Given task - Copy each line with the word "理解诗句的意思" in it.

(Data excerpts)
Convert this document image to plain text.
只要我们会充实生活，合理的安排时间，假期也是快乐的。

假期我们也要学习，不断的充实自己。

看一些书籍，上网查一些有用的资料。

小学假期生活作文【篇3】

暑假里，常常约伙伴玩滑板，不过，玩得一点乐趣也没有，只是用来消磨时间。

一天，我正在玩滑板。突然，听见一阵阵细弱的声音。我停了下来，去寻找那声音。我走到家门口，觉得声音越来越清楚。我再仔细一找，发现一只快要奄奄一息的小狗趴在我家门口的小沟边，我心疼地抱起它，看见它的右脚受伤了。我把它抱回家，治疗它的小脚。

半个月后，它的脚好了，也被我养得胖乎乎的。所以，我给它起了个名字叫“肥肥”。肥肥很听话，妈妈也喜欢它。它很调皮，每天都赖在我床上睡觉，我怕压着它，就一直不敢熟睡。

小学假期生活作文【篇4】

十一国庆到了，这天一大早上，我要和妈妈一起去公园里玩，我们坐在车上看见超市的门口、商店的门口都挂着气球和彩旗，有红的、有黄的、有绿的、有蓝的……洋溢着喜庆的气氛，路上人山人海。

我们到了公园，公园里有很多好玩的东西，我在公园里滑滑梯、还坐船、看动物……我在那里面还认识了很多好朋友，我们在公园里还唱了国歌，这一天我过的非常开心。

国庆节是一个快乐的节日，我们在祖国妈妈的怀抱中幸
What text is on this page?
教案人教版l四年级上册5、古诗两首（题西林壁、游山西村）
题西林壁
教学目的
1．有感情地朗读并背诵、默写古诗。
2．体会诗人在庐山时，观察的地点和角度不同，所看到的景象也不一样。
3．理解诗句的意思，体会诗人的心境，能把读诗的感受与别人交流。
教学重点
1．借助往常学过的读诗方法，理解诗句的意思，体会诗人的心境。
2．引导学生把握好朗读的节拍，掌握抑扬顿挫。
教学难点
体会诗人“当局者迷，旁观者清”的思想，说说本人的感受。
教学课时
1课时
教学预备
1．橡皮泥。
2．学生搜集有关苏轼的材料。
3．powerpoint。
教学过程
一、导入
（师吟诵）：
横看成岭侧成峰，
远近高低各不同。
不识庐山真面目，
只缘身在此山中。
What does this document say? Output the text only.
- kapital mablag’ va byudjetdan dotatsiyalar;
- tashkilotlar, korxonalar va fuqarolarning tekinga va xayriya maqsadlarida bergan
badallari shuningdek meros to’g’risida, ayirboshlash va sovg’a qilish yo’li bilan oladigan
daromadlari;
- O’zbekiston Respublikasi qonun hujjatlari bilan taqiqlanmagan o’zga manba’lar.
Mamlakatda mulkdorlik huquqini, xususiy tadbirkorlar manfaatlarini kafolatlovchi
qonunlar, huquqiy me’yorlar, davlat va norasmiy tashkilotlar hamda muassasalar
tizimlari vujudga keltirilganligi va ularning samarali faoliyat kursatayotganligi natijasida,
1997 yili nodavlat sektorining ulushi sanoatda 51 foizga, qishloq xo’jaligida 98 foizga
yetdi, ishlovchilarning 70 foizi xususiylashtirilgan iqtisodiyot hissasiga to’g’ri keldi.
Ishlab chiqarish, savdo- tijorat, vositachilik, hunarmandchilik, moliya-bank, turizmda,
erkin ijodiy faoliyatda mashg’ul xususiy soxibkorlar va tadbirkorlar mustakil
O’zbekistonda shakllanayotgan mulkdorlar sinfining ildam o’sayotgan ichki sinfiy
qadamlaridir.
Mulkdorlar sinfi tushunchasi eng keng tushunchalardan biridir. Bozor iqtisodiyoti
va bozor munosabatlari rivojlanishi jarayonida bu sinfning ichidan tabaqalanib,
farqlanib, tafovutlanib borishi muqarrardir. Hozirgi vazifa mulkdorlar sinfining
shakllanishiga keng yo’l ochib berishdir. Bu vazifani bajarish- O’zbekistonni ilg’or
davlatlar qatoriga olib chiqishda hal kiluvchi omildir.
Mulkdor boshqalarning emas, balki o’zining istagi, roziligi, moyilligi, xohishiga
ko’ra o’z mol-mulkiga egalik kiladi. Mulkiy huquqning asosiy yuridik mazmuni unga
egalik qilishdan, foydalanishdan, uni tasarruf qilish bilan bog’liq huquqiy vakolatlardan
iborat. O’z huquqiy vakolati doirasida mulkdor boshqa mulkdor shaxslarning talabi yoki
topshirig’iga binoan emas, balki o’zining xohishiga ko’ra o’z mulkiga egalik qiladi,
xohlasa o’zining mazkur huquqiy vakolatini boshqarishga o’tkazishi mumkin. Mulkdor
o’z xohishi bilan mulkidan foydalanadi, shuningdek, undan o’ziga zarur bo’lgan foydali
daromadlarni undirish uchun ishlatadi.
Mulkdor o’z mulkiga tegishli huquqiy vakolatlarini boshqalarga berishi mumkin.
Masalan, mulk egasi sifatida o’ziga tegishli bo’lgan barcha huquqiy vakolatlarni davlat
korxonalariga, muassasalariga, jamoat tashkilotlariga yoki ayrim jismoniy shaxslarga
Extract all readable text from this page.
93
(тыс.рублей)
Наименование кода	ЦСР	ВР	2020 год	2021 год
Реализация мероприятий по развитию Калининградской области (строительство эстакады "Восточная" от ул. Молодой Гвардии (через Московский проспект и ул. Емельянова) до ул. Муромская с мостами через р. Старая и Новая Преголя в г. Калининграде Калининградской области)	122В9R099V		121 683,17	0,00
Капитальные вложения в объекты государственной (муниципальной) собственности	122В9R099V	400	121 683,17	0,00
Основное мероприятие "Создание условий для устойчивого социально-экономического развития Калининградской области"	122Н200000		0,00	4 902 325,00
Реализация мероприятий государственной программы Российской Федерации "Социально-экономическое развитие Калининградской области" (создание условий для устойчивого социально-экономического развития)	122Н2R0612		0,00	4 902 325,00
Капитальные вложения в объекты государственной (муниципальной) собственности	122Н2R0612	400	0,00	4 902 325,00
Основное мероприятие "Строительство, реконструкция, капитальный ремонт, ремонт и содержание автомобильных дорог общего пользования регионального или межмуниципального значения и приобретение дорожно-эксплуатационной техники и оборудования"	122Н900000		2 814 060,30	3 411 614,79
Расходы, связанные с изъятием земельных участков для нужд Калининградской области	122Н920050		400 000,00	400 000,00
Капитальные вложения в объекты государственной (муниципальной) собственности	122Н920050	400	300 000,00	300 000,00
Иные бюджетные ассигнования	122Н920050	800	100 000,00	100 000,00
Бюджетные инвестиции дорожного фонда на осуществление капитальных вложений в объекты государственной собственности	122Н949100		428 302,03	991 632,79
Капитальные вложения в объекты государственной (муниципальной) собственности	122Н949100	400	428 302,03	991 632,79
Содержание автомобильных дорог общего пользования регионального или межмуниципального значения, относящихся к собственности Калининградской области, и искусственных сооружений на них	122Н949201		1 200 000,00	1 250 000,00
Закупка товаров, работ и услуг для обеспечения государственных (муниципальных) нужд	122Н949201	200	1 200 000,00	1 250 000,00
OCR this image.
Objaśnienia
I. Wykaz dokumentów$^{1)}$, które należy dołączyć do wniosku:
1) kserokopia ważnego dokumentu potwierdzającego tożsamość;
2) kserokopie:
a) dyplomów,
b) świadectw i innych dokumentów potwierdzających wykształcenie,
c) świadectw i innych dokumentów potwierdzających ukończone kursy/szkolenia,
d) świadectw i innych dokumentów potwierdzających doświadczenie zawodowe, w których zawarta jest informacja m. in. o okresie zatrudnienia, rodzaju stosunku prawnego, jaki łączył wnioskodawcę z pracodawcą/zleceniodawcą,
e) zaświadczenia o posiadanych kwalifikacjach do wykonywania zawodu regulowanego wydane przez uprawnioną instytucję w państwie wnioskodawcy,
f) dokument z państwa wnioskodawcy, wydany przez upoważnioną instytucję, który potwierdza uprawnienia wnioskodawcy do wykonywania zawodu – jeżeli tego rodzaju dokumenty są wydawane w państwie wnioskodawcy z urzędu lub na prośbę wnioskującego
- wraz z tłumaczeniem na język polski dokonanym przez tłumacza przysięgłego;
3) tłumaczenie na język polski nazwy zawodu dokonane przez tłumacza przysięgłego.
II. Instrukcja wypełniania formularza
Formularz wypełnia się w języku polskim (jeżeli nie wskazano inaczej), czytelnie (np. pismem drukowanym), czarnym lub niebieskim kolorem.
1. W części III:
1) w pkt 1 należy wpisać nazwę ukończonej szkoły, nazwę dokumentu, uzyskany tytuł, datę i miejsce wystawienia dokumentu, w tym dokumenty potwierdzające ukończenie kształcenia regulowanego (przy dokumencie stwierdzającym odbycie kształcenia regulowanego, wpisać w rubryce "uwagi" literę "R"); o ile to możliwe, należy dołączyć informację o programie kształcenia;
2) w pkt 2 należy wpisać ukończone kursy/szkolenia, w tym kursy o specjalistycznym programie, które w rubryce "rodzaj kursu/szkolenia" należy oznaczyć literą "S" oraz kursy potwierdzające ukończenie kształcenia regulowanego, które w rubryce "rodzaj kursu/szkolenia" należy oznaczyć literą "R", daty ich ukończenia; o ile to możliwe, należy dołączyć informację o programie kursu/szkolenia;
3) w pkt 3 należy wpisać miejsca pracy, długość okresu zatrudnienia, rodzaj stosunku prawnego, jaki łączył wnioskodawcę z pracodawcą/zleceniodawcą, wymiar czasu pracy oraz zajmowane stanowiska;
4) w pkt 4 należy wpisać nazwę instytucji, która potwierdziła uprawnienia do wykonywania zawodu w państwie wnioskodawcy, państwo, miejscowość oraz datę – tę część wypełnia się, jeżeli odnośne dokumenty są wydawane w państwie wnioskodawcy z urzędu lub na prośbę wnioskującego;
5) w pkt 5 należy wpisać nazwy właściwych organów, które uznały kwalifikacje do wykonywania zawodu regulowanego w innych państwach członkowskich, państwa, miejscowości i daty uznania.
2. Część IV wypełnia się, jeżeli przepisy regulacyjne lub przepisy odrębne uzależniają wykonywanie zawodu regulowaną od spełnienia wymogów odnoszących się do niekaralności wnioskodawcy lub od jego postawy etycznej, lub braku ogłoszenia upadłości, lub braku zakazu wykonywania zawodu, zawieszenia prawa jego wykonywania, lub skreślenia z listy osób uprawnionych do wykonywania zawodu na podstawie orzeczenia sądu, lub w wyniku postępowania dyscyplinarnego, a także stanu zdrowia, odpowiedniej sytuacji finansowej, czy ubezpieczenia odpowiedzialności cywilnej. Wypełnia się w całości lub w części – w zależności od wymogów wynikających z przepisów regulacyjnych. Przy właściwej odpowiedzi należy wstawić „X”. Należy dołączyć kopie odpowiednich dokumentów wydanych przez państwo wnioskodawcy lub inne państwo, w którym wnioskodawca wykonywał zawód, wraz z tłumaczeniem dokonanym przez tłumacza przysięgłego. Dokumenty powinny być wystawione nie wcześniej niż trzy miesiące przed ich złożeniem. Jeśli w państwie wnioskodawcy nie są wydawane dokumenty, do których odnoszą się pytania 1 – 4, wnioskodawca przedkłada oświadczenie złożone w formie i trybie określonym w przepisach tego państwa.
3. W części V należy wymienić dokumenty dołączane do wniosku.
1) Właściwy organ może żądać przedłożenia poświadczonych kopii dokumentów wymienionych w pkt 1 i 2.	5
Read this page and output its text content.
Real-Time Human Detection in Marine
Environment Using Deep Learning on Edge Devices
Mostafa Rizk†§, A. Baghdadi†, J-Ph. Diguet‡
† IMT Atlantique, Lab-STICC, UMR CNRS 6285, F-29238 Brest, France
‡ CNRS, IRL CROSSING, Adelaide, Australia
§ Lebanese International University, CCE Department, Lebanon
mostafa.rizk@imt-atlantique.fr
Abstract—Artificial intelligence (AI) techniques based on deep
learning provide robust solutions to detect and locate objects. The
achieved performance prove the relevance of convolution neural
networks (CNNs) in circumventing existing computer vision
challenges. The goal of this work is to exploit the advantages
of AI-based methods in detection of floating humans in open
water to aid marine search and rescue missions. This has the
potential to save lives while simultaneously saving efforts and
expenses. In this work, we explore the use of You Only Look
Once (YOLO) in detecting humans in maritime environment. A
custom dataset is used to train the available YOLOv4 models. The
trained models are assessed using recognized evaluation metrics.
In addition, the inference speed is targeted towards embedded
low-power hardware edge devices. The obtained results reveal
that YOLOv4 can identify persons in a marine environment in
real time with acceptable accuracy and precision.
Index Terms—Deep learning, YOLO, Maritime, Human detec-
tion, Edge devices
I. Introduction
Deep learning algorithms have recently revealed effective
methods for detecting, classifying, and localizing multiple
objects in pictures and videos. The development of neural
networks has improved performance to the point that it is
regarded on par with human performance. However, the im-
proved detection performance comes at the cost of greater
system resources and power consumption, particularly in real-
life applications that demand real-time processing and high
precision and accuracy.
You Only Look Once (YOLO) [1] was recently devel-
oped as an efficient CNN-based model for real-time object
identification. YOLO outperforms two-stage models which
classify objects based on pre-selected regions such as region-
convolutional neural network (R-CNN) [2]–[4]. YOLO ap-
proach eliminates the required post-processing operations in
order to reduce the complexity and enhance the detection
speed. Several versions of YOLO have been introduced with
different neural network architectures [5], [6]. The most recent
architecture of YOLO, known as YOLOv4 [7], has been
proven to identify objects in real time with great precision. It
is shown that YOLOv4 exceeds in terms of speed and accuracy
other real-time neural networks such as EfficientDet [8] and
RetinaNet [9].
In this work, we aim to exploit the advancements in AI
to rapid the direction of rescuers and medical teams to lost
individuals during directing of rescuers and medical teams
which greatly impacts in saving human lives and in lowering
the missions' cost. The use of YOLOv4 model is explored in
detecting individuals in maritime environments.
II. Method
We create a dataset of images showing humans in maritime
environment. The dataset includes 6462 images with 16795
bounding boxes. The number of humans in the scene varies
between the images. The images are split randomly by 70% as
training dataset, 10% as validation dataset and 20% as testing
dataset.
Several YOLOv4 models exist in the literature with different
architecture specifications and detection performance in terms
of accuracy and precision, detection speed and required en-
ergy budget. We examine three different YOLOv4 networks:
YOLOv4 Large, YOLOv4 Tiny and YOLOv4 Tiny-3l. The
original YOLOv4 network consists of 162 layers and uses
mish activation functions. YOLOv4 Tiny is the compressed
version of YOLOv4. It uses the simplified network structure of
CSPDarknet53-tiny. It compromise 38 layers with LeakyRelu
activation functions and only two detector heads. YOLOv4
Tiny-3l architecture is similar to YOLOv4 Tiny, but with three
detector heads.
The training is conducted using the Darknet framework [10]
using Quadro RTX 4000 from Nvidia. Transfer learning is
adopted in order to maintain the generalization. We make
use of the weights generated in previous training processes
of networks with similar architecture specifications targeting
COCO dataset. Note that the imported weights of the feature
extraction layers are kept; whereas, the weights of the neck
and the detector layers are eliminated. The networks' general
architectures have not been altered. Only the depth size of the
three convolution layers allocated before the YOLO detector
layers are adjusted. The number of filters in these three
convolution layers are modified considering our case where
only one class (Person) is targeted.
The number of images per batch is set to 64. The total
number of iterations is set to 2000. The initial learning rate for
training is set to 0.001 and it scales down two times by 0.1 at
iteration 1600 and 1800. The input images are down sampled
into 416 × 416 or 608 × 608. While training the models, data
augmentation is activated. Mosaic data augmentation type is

Task answer -
3．理解诗句的意思，体会诗人的心境，能把读诗的感受与别人交流。
1．借助往常学过的读诗方法，理解诗句的意思，体会诗人的心境。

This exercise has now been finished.